- Aim of the task
Every line of the material below should be repeated exactly.
* * *
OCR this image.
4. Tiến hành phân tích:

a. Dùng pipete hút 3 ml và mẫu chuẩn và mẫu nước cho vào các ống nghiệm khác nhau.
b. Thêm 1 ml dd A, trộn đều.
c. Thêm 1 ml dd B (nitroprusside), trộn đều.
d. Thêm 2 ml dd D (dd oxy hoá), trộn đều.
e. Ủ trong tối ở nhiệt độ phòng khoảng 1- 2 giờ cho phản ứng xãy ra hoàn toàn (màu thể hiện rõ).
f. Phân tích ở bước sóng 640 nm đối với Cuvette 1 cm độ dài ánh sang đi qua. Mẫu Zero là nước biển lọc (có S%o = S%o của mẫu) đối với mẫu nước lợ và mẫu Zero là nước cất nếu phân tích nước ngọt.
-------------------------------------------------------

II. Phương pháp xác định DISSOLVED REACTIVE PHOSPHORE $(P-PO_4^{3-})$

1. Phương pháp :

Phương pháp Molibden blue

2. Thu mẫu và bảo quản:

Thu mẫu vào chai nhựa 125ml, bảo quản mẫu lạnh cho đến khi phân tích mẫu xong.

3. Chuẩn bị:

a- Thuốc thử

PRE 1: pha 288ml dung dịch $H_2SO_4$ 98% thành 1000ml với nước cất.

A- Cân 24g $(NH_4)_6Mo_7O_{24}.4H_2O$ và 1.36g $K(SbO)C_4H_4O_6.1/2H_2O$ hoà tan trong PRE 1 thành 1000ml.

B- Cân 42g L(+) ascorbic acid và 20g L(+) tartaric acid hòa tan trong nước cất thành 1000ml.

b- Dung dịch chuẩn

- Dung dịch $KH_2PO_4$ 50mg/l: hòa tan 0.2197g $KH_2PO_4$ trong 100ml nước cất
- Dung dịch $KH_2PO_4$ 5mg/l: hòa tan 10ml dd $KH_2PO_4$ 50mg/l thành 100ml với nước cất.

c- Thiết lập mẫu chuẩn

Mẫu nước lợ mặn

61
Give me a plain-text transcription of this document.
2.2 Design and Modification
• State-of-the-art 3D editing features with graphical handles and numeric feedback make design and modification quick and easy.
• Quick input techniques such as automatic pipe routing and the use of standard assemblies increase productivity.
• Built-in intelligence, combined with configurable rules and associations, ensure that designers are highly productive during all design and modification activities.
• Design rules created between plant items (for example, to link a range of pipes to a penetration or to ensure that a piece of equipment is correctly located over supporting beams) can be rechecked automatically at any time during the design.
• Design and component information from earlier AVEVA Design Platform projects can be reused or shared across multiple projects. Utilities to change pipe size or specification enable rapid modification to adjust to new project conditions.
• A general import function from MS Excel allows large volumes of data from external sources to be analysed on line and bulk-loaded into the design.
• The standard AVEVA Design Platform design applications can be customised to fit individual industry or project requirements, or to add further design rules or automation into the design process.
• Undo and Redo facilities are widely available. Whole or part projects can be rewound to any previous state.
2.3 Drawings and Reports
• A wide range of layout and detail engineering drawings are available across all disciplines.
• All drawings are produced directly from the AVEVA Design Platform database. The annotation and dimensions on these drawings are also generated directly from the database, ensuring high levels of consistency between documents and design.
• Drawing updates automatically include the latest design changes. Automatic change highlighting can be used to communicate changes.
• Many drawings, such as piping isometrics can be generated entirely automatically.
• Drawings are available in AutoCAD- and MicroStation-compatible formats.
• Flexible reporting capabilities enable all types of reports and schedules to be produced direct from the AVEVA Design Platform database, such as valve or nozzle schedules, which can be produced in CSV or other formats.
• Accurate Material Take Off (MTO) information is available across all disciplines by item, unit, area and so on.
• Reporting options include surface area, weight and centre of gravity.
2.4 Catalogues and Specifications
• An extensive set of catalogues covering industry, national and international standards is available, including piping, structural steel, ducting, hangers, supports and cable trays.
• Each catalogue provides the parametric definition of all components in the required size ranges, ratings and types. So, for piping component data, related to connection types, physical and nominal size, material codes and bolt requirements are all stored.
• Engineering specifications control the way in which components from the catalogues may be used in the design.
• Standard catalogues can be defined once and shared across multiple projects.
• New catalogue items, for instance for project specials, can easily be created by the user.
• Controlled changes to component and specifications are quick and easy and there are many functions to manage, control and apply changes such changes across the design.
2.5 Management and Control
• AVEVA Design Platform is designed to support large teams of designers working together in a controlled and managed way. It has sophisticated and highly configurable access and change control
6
* * *
- Finished task
OCR this image.
4. Tiến hành phân tích:

a. Dùng pipete hút 3 ml và mẫu chuẩn và mẫu nước cho vào các ống nghiệm khác nhau.
b. Thêm 1 ml dd A, trộn đều.
c. Thêm 1 ml dd B (nitroprusside), trộn đều.
d. Thêm 2 ml dd D (dd oxy hoá), trộn đều.
e. Ủ trong tối ở nhiệt độ phòng khoảng 1- 2 giờ cho phản ứng xãy ra hoàn toàn (màu thể hiện rõ).
f. Phân tích ở bước sóng 640 nm đối với Cuvette 1 cm độ dài ánh sang đi qua. Mẫu Zero là nước biển lọc (có S%o = S%o của mẫu) đối với mẫu nước lợ và mẫu Zero là nước cất nếu phân tích nước ngọt.
-------------------------------------------------------

II. Phương pháp xác định DISSOLVED REACTIVE PHOSPHORE $(P-PO_4^{3-})$

1. Phương pháp :

Phương pháp Molibden blue

2. Thu mẫu và bảo quản:

Thu mẫu vào chai nhựa 125ml, bảo quản mẫu lạnh cho đến khi phân tích mẫu xong.

3. Chuẩn bị:

a- Thuốc thử

PRE 1: pha 288ml dung dịch $H_2SO_4$ 98% thành 1000ml với nước cất.

A- Cân 24g $(NH_4)_6Mo_7O_{24}.4H_2O$ và 1.36g $K(SbO)C_4H_4O_6.1/2H_2O$ hoà tan trong PRE 1 thành 1000ml.

B- Cân 42g L(+) ascorbic acid và 20g L(+) tartaric acid hòa tan trong nước cất thành 1000ml.

b- Dung dịch chuẩn

- Dung dịch $KH_2PO_4$ 50mg/l: hòa tan 0.2197g $KH_2PO_4$ trong 100ml nước cất
- Dung dịch $KH_2PO_4$ 5mg/l: hòa tan 10ml dd $KH_2PO_4$ 50mg/l thành 100ml với nước cất.

c- Thiết lập mẫu chuẩn

Mẫu nước lợ mặn

61
Give me a plain-text transcription of this document.
2.2 Design and Modification
• State-of-the-art 3D editing features with graphical handles and numeric feedback make design and modification quick and easy.
• Quick input techniques such as automatic pipe routing and the use of standard assemblies increase productivity.
• Built-in intelligence, combined with configurable rules and associations, ensure that designers are highly productive during all design and modification activities.
• Design rules created between plant items (for example, to link a range of pipes to a penetration or to ensure that a piece of equipment is correctly located over supporting beams) can be rechecked automatically at any time during the design.
• Design and component information from earlier AVEVA Design Platform projects can be reused or shared across multiple projects. Utilities to change pipe size or specification enable rapid modification to adjust to new project conditions.
• A general import function from MS Excel allows large volumes of data from external sources to be analysed on line and bulk-loaded into the design.
• The standard AVEVA Design Platform design applications can be customised to fit individual industry or project requirements, or to add further design rules or automation into the design process.
• Undo and Redo facilities are widely available. Whole or part projects can be rewound to any previous state.
2.3 Drawings and Reports
• A wide range of layout and detail engineering drawings are available across all disciplines.
• All drawings are produced directly from the AVEVA Design Platform database. The annotation and dimensions on these drawings are also generated directly from the database, ensuring high levels of consistency between documents and design.
• Drawing updates automatically include the latest design changes. Automatic change highlighting can be used to communicate changes.
• Many drawings, such as piping isometrics can be generated entirely automatically.
• Drawings are available in AutoCAD- and MicroStation-compatible formats.
• Flexible reporting capabilities enable all types of reports and schedules to be produced direct from the AVEVA Design Platform database, such as valve or nozzle schedules, which can be produced in CSV or other formats.
• Accurate Material Take Off (MTO) information is available across all disciplines by item, unit, area and so on.
• Reporting options include surface area, weight and centre of gravity.
2.4 Catalogues and Specifications
• An extensive set of catalogues covering industry, national and international standards is available, including piping, structural steel, ducting, hangers, supports and cable trays.
• Each catalogue provides the parametric definition of all components in the required size ranges, ratings and types. So, for piping component data, related to connection types, physical and nominal size, material codes and bolt requirements are all stored.
• Engineering specifications control the way in which components from the catalogues may be used in the design.
• Standard catalogues can be defined once and shared across multiple projects.
• New catalogue items, for instance for project specials, can easily be created by the user.
• Controlled changes to component and specifications are quick and easy and there are many functions to manage, control and apply changes such changes across the design.
2.5 Management and Control
• AVEVA Design Platform is designed to support large teams of designers working together in a controlled and managed way. It has sophisticated and highly configurable access and change control
6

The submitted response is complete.